• [Aim]
Would you return the complete listing below word for word?

• [Dataset content]
____________

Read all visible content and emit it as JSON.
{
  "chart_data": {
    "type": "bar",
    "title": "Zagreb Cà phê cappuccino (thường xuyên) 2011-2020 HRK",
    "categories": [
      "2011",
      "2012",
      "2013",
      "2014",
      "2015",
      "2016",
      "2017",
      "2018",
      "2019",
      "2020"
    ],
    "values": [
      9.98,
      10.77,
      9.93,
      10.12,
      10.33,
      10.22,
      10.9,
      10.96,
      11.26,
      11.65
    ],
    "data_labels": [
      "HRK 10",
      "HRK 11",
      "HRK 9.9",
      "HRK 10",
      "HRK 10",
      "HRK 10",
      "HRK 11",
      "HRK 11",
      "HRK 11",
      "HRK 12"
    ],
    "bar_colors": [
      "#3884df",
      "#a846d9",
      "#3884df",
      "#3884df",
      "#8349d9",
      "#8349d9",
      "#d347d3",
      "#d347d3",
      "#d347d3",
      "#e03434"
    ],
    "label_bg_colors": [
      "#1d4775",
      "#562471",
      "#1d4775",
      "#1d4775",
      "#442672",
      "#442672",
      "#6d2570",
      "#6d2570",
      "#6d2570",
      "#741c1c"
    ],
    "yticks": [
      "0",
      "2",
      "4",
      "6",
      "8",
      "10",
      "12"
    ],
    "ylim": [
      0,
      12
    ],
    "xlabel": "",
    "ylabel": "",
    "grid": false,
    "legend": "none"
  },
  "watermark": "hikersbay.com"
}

____________

• [Output of the task]
Read all visible content and emit it as JSON.
{
  "chart_data": {
    "type": "bar",
    "title": "Zagreb Cà phê cappuccino (thường xuyên) 2011-2020 HRK",
    "categories": [
      "2011",
      "2012",
      "2013",
      "2014",
      "2015",
      "2016",
      "2017",
      "2018",
      "2019",
      "2020"
    ],
    "values": [
      9.98,
      10.77,
      9.93,
      10.12,
      10.33,
      10.22,
      10.9,
      10.96,
      11.26,
      11.65
    ],
    "data_labels": [
      "HRK 10",
      "HRK 11",
      "HRK 9.9",
      "HRK 10",
      "HRK 10",
      "HRK 10",
      "HRK 11",
      "HRK 11",
      "HRK 11",
      "HRK 12"
    ],
    "bar_colors": [
      "#3884df",
      "#a846d9",
      "#3884df",
      "#3884df",
      "#8349d9",
      "#8349d9",
      "#d347d3",
      "#d347d3",
      "#d347d3",
      "#e03434"
    ],
    "label_bg_colors": [
      "#1d4775",
      "#562471",
      "#1d4775",
      "#1d4775",
      "#442672",
      "#442672",
      "#6d2570",
      "#6d2570",
      "#6d2570",
      "#741c1c"
    ],
    "yticks": [
      "0",
      "2",
      "4",
      "6",
      "8",
      "10",
      "12"
    ],
    "ylim": [
      0,
      12
    ],
    "xlabel": "",
    "ylabel": "",
    "grid": false,
    "legend": "none"
  },
  "watermark": "hikersbay.com"
}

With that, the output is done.